--- Begin RECORDS FOR THIS TASK ---

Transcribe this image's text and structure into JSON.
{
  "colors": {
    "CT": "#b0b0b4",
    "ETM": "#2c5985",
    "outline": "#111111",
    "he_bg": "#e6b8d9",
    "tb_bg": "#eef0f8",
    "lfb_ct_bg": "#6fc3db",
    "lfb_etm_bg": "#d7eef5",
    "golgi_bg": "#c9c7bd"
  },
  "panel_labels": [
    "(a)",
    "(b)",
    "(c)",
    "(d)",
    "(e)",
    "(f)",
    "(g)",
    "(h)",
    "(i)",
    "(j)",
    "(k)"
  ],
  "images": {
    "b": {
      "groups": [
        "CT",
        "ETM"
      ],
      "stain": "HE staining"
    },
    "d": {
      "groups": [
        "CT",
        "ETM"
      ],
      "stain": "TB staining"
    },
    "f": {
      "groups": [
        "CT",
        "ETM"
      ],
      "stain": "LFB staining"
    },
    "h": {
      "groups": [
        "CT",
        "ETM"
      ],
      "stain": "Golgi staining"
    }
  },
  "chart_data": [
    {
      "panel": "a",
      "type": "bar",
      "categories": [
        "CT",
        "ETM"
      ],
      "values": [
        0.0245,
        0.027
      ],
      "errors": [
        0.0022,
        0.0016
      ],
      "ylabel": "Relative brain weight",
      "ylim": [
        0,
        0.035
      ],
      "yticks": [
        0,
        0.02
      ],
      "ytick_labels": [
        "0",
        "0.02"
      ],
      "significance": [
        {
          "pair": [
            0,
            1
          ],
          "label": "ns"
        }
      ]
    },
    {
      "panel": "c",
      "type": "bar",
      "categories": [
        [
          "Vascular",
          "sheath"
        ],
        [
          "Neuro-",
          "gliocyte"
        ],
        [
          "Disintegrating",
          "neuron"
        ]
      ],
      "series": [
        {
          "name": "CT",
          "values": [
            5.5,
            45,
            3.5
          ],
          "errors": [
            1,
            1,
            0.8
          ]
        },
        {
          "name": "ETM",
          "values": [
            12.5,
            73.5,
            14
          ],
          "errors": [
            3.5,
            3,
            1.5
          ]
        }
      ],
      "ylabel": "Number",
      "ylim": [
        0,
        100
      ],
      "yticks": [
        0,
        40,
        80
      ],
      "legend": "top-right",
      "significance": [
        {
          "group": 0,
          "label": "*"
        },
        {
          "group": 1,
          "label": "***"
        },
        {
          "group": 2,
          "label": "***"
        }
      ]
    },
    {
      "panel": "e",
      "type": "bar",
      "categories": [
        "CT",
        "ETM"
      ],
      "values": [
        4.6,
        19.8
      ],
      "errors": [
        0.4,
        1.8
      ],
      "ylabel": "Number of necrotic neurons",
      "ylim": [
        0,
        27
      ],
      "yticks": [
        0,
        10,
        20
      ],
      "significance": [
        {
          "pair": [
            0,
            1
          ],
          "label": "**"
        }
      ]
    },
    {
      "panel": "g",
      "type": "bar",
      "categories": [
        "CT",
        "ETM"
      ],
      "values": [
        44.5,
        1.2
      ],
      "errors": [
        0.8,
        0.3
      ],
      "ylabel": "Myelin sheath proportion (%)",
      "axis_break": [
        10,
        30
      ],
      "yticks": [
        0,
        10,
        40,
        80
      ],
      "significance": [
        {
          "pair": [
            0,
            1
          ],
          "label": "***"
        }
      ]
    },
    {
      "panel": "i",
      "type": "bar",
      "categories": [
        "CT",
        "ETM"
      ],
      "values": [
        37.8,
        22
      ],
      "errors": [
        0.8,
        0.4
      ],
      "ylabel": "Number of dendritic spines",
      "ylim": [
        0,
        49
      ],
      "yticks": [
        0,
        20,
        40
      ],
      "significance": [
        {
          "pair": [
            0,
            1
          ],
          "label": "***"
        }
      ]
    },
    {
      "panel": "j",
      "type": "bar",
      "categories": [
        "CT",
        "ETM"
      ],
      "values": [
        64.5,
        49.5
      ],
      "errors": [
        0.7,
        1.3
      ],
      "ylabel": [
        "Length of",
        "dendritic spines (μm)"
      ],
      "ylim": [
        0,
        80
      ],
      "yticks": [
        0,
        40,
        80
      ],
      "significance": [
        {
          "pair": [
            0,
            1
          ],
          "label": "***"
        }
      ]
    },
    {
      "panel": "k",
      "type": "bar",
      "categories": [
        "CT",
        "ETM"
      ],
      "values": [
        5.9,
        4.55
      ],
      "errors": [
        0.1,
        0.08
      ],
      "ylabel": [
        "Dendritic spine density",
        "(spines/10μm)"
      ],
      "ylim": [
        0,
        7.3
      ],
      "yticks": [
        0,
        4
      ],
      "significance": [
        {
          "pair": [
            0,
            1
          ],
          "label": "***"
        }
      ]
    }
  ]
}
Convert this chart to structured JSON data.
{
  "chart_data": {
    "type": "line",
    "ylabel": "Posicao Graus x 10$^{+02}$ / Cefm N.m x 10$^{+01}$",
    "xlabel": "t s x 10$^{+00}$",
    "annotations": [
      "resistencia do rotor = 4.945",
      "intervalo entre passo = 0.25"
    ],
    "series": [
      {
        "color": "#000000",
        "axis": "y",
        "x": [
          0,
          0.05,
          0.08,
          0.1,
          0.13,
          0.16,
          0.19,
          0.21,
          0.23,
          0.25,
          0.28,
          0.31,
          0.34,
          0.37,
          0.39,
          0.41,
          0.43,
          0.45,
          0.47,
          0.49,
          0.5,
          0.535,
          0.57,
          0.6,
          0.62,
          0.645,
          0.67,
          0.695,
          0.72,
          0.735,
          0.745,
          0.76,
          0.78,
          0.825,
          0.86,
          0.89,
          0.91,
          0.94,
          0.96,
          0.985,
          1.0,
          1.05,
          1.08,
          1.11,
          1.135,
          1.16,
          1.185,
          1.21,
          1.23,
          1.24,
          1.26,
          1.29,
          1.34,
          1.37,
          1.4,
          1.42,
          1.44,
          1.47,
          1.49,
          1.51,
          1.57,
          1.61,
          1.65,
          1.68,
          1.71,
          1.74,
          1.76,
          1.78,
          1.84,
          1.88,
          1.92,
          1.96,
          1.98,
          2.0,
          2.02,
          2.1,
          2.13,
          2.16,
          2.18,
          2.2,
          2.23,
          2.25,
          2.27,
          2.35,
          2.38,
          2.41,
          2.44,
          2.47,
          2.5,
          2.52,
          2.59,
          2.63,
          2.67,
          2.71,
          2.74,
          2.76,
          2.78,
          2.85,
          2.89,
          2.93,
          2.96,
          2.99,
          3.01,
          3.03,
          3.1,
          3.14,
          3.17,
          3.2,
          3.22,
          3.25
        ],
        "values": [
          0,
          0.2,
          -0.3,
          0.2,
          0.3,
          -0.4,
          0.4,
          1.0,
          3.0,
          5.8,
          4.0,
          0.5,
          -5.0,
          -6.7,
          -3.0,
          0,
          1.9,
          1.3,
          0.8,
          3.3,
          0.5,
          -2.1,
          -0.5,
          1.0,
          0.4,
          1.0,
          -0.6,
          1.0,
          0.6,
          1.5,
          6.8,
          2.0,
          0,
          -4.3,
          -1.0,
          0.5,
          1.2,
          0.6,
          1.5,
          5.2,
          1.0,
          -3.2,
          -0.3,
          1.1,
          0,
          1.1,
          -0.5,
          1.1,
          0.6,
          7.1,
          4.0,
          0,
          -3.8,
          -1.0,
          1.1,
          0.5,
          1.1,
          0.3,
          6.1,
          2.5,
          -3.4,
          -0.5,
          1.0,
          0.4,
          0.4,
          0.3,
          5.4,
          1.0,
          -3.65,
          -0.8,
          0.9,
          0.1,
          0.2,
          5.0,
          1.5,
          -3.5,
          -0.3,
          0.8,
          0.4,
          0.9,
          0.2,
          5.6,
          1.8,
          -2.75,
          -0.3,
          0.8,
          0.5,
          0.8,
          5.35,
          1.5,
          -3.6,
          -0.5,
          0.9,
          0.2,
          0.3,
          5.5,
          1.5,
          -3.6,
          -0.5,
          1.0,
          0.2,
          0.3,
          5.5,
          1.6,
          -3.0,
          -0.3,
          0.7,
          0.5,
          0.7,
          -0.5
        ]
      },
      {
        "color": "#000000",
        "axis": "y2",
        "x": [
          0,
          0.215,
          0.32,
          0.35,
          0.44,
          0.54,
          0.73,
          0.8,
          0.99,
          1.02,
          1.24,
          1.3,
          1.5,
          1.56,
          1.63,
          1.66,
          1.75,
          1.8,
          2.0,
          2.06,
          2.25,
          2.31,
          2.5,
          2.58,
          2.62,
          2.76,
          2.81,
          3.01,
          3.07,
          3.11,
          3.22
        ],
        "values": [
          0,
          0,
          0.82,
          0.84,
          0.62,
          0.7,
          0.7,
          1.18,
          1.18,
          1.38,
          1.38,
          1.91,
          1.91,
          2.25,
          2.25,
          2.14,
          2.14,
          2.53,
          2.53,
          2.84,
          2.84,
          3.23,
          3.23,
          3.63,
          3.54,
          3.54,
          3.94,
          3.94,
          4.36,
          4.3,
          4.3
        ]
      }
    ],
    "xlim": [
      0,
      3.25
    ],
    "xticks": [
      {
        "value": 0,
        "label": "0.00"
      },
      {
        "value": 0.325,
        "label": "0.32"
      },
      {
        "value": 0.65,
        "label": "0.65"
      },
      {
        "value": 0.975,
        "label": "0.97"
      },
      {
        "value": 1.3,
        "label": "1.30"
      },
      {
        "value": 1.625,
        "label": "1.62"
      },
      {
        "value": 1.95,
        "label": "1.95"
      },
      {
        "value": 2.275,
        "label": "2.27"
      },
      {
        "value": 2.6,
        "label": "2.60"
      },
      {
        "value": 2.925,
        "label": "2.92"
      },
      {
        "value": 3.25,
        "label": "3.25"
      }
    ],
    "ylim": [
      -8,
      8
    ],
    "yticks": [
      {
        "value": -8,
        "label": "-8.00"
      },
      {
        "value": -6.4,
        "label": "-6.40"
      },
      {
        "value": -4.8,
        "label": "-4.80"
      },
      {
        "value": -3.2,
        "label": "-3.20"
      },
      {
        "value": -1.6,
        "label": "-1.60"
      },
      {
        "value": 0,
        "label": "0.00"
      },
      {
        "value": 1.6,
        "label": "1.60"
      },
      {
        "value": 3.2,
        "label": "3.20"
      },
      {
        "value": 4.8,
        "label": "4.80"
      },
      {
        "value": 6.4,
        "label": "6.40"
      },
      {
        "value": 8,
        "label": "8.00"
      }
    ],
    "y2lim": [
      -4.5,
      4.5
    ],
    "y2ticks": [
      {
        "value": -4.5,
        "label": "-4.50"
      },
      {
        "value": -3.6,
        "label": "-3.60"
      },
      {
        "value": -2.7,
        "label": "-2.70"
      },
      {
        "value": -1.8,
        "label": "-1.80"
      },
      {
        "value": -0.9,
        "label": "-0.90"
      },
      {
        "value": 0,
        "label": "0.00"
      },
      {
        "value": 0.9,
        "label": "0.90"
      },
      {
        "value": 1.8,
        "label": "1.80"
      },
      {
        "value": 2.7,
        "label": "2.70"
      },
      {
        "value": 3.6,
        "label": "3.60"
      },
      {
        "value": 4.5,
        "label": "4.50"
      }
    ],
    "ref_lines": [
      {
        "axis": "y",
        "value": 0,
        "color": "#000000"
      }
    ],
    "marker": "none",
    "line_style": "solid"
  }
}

--- End RECORDS FOR THIS TASK ---

◆ **WRITTEN TASK**
Copy out every line in the listing where the word "Number" appears.

◆ **FINISHED TASK**
      "ylabel": "Number",
      "ylabel": "Number of necrotic neurons",
      "ylabel": "Number of dendritic spines",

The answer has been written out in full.